--- Start DATA SHOWN ---
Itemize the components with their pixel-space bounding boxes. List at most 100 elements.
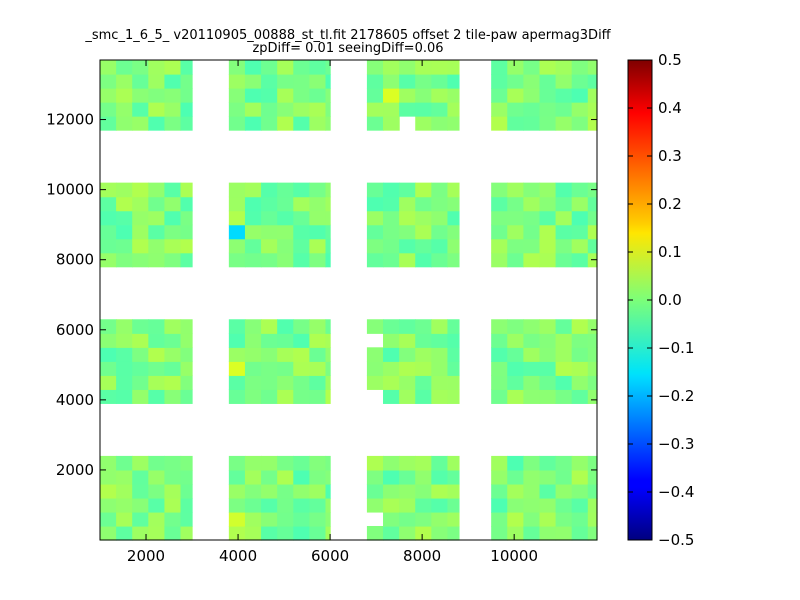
heatmap-cell <box>523 319 541 334</box>
heatmap-cell <box>587 389 598 404</box>
heatmap-cell <box>431 375 449 390</box>
x-tick-label: 8000 <box>403 547 441 565</box>
heatmap-cell <box>431 182 449 198</box>
heatmap-cell <box>180 333 193 348</box>
heatmap-cell <box>180 60 193 75</box>
heatmap-cell <box>148 511 166 527</box>
heatmap-cell <box>132 525 149 541</box>
heatmap-cell <box>523 116 541 131</box>
heatmap-cell <box>100 116 117 131</box>
heatmap-cell <box>571 347 589 362</box>
heatmap-cell <box>261 347 278 362</box>
heatmap-cell <box>491 389 508 404</box>
heatmap-cell <box>399 375 416 390</box>
heatmap-cell <box>309 319 327 334</box>
heatmap-cell <box>399 497 416 513</box>
heatmap-cell <box>132 347 149 362</box>
heatmap-cell <box>523 102 541 117</box>
heatmap-cell <box>244 375 262 390</box>
heatmap-cell <box>244 238 262 254</box>
heatmap-cell <box>325 455 331 471</box>
heatmap-cell <box>399 455 416 471</box>
colorbar-tick-label: −0.1 <box>658 339 694 357</box>
heatmap-cell <box>228 116 246 131</box>
heatmap-cell <box>523 60 541 75</box>
heatmap-cell <box>447 375 460 390</box>
heatmap-cell <box>523 469 541 485</box>
heatmap-cell <box>415 455 432 471</box>
heatmap-cell <box>587 333 598 348</box>
heatmap-cell <box>383 455 400 471</box>
heatmap-cell <box>491 88 508 103</box>
heatmap-cell <box>180 455 193 471</box>
heatmap-cell <box>431 525 449 541</box>
heatmap-cell <box>148 210 166 226</box>
heatmap-cell <box>415 102 432 117</box>
heatmap-cell <box>261 361 278 376</box>
heatmap-cell <box>523 483 541 499</box>
heatmap-cell <box>491 102 508 117</box>
heatmap-cell <box>116 361 133 376</box>
heatmap-cell <box>228 88 246 103</box>
heatmap-cell <box>132 389 149 404</box>
heatmap-cell <box>228 74 246 89</box>
heatmap-cell <box>180 116 193 131</box>
heatmap-cell <box>555 389 573 404</box>
heatmap-cell <box>100 483 117 499</box>
heatmap-cell <box>571 210 589 226</box>
x-tick-label: 10000 <box>490 547 538 565</box>
heatmap-cell <box>309 238 327 254</box>
heatmap-cell <box>164 361 182 376</box>
heatmap-cell <box>325 74 331 89</box>
heatmap-cell <box>383 333 400 348</box>
heatmap-cell <box>507 375 524 390</box>
heatmap-cell <box>555 455 573 471</box>
heatmap-cell <box>399 196 416 212</box>
heatmap-cell <box>325 469 331 485</box>
heatmap-cell <box>383 497 400 513</box>
heatmap-cell <box>383 252 400 268</box>
heatmap-cell <box>228 319 246 334</box>
heatmap-cell <box>507 333 524 348</box>
heatmap-cell <box>228 389 246 404</box>
heatmap-cell <box>507 319 524 334</box>
heatmap-cell <box>523 88 541 103</box>
heatmap-cell <box>555 252 573 268</box>
heatmap-cell <box>100 182 117 198</box>
heatmap-cell <box>309 210 327 226</box>
y-tick-label: 6000 <box>56 321 94 339</box>
heatmap-cell <box>491 238 508 254</box>
heatmap-cell <box>507 525 524 541</box>
heatmap-cell <box>228 196 246 212</box>
heatmap-cell <box>431 483 449 499</box>
heatmap-cell <box>228 525 246 541</box>
heatmap-cell <box>309 102 327 117</box>
heatmap-cell <box>447 525 460 541</box>
heatmap-cell <box>431 455 449 471</box>
heatmap-cell <box>325 252 331 268</box>
heatmap-cell <box>309 525 327 541</box>
heatmap-cell <box>277 389 294 404</box>
heatmap-cell <box>399 469 416 485</box>
heatmap-cell <box>132 511 149 527</box>
heatmap-cell <box>261 455 278 471</box>
heatmap-cell <box>447 333 460 348</box>
heatmap-cell <box>309 182 327 198</box>
heatmap-cell <box>148 483 166 499</box>
heatmap-cell <box>180 102 193 117</box>
heatmap-cell <box>100 319 117 334</box>
heatmap-cell <box>415 238 432 254</box>
heatmap-cell <box>116 182 133 198</box>
heatmap-cell <box>447 224 460 240</box>
heatmap-cell <box>415 60 432 75</box>
heatmap-cell <box>539 375 557 390</box>
heatmap-cell <box>383 60 400 75</box>
heatmap-cell <box>132 469 149 485</box>
heatmap-cell <box>555 182 573 198</box>
heatmap-cell <box>277 116 294 131</box>
heatmap-cell <box>491 483 508 499</box>
heatmap-cell <box>261 375 278 390</box>
heatmap-cell <box>491 525 508 541</box>
heatmap-cell <box>261 511 278 527</box>
heatmap-cell <box>555 196 573 212</box>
--- End DATA SHOWN ---
— SET EXERCISE —
Write out all the items above word for word, and leave the pictures out of your answer.

— ANSWER IN FULL —
Itemize the components with their pixel-space bounding boxes. List at most 100 elements.
heatmap-cell <box>523 319 541 334</box>
heatmap-cell <box>587 389 598 404</box>
heatmap-cell <box>431 375 449 390</box>
x-tick-label: 8000 <box>403 547 441 565</box>
heatmap-cell <box>431 182 449 198</box>
heatmap-cell <box>180 333 193 348</box>
heatmap-cell <box>180 60 193 75</box>
heatmap-cell <box>148 511 166 527</box>
heatmap-cell <box>132 525 149 541</box>
heatmap-cell <box>523 116 541 131</box>
heatmap-cell <box>100 116 117 131</box>
heatmap-cell <box>571 347 589 362</box>
heatmap-cell <box>261 347 278 362</box>
heatmap-cell <box>491 389 508 404</box>
heatmap-cell <box>399 375 416 390</box>
heatmap-cell <box>309 319 327 334</box>
heatmap-cell <box>399 497 416 513</box>
heatmap-cell <box>132 347 149 362</box>
heatmap-cell <box>523 102 541 117</box>
heatmap-cell <box>244 375 262 390</box>
heatmap-cell <box>244 238 262 254</box>
heatmap-cell <box>325 455 331 471</box>
heatmap-cell <box>399 455 416 471</box>
colorbar-tick-label: −0.1 <box>658 339 694 357</box>
heatmap-cell <box>228 116 246 131</box>
heatmap-cell <box>523 60 541 75</box>
heatmap-cell <box>447 375 460 390</box>
heatmap-cell <box>523 469 541 485</box>
heatmap-cell <box>415 455 432 471</box>
heatmap-cell <box>587 333 598 348</box>
heatmap-cell <box>383 455 400 471</box>
heatmap-cell <box>491 88 508 103</box>
heatmap-cell <box>180 455 193 471</box>
heatmap-cell <box>431 525 449 541</box>
heatmap-cell <box>148 210 166 226</box>
heatmap-cell <box>415 102 432 117</box>
heatmap-cell <box>261 361 278 376</box>
heatmap-cell <box>523 483 541 499</box>
heatmap-cell <box>491 102 508 117</box>
heatmap-cell <box>116 361 133 376</box>
heatmap-cell <box>228 88 246 103</box>
heatmap-cell <box>132 389 149 404</box>
heatmap-cell <box>228 74 246 89</box>
heatmap-cell <box>180 116 193 131</box>
heatmap-cell <box>555 389 573 404</box>
heatmap-cell <box>100 483 117 499</box>
heatmap-cell <box>571 210 589 226</box>
x-tick-label: 10000 <box>490 547 538 565</box>
heatmap-cell <box>309 238 327 254</box>
heatmap-cell <box>164 361 182 376</box>
heatmap-cell <box>325 74 331 89</box>
heatmap-cell <box>383 333 400 348</box>
heatmap-cell <box>507 375 524 390</box>
heatmap-cell <box>555 455 573 471</box>
heatmap-cell <box>399 196 416 212</box>
heatmap-cell <box>325 469 331 485</box>
heatmap-cell <box>383 497 400 513</box>
heatmap-cell <box>383 252 400 268</box>
heatmap-cell <box>228 319 246 334</box>
heatmap-cell <box>507 333 524 348</box>
heatmap-cell <box>228 389 246 404</box>
heatmap-cell <box>507 319 524 334</box>
heatmap-cell <box>523 88 541 103</box>
heatmap-cell <box>555 252 573 268</box>
heatmap-cell <box>100 182 117 198</box>
heatmap-cell <box>309 210 327 226</box>
y-tick-label: 6000 <box>56 321 94 339</box>
heatmap-cell <box>491 238 508 254</box>
heatmap-cell <box>507 525 524 541</box>
heatmap-cell <box>228 196 246 212</box>
heatmap-cell <box>431 483 449 499</box>
heatmap-cell <box>228 525 246 541</box>
heatmap-cell <box>309 102 327 117</box>
heatmap-cell <box>447 525 460 541</box>
heatmap-cell <box>431 455 449 471</box>
heatmap-cell <box>325 252 331 268</box>
heatmap-cell <box>309 525 327 541</box>
heatmap-cell <box>277 389 294 404</box>
heatmap-cell <box>399 469 416 485</box>
heatmap-cell <box>132 511 149 527</box>
heatmap-cell <box>261 455 278 471</box>
heatmap-cell <box>447 333 460 348</box>
heatmap-cell <box>309 182 327 198</box>
heatmap-cell <box>148 483 166 499</box>
heatmap-cell <box>180 102 193 117</box>
heatmap-cell <box>100 319 117 334</box>
heatmap-cell <box>415 238 432 254</box>
heatmap-cell <box>116 182 133 198</box>
heatmap-cell <box>447 224 460 240</box>
heatmap-cell <box>415 60 432 75</box>
heatmap-cell <box>539 375 557 390</box>
heatmap-cell <box>383 60 400 75</box>
heatmap-cell <box>132 469 149 485</box>
heatmap-cell <box>555 182 573 198</box>
heatmap-cell <box>277 116 294 131</box>
heatmap-cell <box>491 483 508 499</box>
heatmap-cell <box>261 375 278 390</box>
heatmap-cell <box>491 525 508 541</box>
heatmap-cell <box>261 511 278 527</box>
heatmap-cell <box>555 196 573 212</box>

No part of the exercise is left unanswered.